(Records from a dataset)
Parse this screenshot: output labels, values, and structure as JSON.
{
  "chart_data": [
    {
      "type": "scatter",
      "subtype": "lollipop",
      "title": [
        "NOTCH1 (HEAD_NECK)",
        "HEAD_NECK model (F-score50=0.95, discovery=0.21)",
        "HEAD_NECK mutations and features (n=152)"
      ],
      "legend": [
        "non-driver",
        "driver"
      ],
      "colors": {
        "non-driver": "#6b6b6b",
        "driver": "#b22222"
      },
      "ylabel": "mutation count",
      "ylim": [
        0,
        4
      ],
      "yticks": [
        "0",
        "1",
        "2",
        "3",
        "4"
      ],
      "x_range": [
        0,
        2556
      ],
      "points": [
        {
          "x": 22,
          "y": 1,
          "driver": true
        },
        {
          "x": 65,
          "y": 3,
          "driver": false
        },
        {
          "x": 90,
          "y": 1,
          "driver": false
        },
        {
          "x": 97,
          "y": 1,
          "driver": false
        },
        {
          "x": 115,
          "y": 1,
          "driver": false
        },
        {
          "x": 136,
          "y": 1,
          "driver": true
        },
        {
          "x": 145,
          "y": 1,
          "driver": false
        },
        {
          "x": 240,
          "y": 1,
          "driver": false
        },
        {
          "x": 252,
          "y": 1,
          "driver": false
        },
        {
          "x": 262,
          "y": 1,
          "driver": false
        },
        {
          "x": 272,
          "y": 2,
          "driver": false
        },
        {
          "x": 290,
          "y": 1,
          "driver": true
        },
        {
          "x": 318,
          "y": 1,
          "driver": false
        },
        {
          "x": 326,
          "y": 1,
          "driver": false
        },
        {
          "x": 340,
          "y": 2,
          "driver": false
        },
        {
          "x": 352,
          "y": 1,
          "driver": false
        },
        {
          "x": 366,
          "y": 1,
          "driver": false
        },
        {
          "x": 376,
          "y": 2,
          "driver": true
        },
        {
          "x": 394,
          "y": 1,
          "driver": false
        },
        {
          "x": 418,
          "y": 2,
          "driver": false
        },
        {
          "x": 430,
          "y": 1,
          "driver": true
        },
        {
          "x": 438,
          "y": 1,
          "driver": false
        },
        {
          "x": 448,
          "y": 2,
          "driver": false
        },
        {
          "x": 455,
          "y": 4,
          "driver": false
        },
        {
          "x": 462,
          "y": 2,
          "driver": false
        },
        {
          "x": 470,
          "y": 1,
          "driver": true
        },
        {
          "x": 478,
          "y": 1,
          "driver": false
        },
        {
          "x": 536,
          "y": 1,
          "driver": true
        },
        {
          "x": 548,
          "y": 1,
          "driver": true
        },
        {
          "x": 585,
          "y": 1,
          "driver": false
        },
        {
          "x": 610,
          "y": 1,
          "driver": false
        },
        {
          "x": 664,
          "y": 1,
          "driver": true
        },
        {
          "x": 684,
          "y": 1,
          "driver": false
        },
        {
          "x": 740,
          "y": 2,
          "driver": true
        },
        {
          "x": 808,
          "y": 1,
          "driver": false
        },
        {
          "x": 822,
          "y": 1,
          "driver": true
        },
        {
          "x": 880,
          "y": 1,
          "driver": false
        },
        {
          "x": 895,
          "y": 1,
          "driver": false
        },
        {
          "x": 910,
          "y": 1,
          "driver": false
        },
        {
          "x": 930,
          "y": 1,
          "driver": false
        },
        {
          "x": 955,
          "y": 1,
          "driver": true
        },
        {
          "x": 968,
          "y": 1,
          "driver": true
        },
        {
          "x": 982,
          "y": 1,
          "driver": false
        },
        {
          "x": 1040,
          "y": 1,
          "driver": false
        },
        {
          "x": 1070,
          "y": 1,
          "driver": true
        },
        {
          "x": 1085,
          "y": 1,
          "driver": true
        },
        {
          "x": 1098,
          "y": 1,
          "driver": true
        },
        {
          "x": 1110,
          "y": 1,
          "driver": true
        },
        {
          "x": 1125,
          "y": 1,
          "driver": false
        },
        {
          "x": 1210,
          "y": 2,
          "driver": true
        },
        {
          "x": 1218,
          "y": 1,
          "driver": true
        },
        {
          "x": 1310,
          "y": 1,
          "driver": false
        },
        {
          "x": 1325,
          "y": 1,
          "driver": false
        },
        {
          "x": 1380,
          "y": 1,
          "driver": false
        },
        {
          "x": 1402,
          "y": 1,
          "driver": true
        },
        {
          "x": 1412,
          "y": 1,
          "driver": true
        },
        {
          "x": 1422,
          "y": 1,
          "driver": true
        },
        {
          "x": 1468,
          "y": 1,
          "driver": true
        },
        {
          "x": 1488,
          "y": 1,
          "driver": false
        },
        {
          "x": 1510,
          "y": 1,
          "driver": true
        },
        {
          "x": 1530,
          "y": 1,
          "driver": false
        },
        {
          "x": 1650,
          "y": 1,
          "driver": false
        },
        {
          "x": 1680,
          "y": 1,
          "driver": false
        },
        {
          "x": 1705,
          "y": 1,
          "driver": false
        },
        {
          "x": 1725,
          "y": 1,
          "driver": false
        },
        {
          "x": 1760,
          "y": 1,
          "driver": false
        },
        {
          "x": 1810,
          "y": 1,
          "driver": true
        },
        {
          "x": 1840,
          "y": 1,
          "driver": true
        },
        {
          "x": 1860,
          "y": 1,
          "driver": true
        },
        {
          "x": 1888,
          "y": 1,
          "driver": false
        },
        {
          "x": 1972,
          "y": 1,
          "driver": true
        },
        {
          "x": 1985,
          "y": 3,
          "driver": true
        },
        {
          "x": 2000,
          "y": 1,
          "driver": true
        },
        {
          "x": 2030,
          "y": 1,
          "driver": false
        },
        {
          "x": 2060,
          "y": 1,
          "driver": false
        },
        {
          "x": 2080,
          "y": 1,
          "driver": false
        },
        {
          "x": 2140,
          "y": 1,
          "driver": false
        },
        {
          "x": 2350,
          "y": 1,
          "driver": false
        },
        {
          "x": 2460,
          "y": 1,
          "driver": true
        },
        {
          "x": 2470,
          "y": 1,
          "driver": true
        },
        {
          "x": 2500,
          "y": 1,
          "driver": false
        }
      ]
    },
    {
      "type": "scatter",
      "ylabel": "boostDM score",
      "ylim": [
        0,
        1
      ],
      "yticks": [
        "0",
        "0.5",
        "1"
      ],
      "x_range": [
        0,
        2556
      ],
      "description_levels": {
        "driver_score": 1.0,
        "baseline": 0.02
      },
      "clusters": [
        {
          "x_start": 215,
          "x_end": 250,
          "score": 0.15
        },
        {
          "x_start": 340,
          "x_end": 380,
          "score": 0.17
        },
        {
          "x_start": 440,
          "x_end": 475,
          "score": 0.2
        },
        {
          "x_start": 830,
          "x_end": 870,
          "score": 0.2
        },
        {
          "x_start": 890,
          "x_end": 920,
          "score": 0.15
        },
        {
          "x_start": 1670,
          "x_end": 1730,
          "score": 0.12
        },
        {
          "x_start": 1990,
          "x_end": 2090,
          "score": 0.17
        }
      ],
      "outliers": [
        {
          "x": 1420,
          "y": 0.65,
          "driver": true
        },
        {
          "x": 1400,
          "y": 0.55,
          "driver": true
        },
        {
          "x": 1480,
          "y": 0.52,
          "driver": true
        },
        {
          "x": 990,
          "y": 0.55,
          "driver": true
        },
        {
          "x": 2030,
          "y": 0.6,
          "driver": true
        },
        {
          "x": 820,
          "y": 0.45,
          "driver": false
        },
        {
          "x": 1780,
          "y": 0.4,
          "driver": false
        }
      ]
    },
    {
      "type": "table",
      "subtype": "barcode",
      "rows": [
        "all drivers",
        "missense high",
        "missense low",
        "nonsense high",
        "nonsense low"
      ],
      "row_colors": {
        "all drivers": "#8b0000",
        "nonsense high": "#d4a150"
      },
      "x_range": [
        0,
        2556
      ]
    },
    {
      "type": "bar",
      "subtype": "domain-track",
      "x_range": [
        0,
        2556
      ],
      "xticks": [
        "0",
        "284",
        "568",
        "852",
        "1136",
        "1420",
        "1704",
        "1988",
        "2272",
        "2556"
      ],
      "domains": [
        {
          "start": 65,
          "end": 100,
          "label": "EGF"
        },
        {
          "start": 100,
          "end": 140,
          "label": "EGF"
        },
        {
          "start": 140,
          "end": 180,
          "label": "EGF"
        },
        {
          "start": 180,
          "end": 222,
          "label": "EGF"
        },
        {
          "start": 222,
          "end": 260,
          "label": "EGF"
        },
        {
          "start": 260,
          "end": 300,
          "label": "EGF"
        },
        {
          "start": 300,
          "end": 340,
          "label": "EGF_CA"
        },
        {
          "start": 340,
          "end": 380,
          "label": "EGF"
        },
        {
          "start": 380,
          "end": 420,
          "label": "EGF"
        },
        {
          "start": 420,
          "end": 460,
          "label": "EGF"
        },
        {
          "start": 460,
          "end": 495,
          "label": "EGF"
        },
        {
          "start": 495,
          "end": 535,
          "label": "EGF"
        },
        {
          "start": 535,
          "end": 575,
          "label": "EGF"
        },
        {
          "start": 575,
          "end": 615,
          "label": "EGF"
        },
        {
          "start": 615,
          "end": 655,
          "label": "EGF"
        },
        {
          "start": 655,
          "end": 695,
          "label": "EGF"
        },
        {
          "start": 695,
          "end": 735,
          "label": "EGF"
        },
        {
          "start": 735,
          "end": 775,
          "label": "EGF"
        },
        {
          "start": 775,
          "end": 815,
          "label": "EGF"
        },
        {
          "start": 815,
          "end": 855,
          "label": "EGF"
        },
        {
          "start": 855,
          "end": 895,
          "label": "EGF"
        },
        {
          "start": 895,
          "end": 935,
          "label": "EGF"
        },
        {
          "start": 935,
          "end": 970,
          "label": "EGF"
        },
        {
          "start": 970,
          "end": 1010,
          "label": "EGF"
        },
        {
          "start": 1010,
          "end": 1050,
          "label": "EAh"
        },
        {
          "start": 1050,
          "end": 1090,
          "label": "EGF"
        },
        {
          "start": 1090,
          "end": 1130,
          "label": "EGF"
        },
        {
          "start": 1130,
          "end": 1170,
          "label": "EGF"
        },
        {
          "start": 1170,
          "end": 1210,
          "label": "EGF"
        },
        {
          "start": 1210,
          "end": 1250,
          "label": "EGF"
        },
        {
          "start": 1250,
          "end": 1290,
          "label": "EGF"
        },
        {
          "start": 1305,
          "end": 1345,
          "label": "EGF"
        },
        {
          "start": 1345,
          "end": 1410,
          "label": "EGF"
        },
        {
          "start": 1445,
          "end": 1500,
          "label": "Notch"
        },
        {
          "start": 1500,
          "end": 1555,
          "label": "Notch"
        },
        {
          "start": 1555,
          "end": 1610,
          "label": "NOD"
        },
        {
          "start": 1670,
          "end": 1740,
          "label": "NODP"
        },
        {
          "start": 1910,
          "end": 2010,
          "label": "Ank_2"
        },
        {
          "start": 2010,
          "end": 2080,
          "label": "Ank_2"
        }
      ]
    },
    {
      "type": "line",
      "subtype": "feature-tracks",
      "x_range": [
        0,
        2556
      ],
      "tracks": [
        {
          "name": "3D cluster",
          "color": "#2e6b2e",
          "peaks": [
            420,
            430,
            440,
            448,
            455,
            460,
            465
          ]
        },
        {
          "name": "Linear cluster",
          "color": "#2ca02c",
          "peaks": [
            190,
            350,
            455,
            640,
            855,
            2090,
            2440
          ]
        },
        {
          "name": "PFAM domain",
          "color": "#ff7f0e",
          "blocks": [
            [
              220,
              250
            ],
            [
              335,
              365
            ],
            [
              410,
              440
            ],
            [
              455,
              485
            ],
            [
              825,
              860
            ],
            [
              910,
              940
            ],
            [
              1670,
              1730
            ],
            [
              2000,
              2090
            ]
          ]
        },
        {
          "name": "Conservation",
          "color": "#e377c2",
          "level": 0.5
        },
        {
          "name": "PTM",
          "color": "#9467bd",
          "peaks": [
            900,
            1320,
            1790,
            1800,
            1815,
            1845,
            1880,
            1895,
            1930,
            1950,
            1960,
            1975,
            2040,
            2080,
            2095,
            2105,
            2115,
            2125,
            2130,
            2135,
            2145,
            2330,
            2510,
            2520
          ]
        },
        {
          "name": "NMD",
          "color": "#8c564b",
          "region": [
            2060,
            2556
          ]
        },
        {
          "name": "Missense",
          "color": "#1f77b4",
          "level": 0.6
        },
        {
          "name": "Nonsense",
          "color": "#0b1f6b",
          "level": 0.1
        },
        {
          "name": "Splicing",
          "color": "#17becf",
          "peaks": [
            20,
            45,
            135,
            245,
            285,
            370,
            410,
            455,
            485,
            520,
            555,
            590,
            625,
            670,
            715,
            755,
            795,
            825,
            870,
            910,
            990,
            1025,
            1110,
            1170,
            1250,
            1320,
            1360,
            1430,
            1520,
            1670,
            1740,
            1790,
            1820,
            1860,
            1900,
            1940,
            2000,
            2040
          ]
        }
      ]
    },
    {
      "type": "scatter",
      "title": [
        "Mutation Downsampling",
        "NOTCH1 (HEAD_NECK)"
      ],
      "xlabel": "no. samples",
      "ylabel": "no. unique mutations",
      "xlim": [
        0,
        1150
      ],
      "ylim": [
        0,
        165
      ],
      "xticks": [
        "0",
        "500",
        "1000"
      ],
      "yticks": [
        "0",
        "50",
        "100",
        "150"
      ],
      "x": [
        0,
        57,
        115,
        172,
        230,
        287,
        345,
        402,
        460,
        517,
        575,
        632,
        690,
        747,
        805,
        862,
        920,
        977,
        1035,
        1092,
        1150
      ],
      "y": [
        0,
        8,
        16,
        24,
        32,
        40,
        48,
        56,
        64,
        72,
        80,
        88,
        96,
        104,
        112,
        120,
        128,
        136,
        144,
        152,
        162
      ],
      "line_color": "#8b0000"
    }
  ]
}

■ Problem details: Find the word "mutations" in the data and show each line that holds it.

■ Exercise answer:
        "HEAD_NECK mutations and features (n=152)"
      "ylabel": "no. unique mutations",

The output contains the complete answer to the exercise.